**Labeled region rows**
_ _ _ _ _ _ _

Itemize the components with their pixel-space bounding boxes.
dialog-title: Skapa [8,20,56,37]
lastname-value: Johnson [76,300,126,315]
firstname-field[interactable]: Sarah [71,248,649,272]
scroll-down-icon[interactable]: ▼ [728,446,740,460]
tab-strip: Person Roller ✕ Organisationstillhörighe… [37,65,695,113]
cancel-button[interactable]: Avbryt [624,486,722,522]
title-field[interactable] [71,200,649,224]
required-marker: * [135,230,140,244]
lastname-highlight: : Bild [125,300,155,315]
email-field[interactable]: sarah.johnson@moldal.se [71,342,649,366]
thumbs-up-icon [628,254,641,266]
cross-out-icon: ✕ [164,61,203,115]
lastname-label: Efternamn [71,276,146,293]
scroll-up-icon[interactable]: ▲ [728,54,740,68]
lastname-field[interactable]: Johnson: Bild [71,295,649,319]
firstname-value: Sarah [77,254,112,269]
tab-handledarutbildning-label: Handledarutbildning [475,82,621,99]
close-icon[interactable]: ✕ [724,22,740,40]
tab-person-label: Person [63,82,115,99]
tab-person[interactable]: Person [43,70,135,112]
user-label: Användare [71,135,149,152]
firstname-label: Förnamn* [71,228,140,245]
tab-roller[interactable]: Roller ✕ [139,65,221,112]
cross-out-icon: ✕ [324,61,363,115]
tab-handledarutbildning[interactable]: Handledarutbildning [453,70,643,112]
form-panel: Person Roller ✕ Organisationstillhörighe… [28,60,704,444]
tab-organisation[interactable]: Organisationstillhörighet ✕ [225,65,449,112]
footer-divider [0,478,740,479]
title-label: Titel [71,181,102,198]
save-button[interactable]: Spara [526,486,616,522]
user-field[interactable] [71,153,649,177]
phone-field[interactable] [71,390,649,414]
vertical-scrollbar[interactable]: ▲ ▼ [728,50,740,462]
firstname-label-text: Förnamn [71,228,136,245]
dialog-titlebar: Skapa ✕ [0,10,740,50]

_ _ _ _ _ _ _

Please copy the rows from the start through the line that contains "tab-strip: Person Roller", inclusive.

**Output for this task**
Itemize the components with their pixel-space bounding boxes.
dialog-title: Skapa [8,20,56,37]
lastname-value: Johnson [76,300,126,315]
firstname-field[interactable]: Sarah [71,248,649,272]
scroll-down-icon[interactable]: ▼ [728,446,740,460]
tab-strip: Person Roller ✕ Organisationstillhörighe… [37,65,695,113]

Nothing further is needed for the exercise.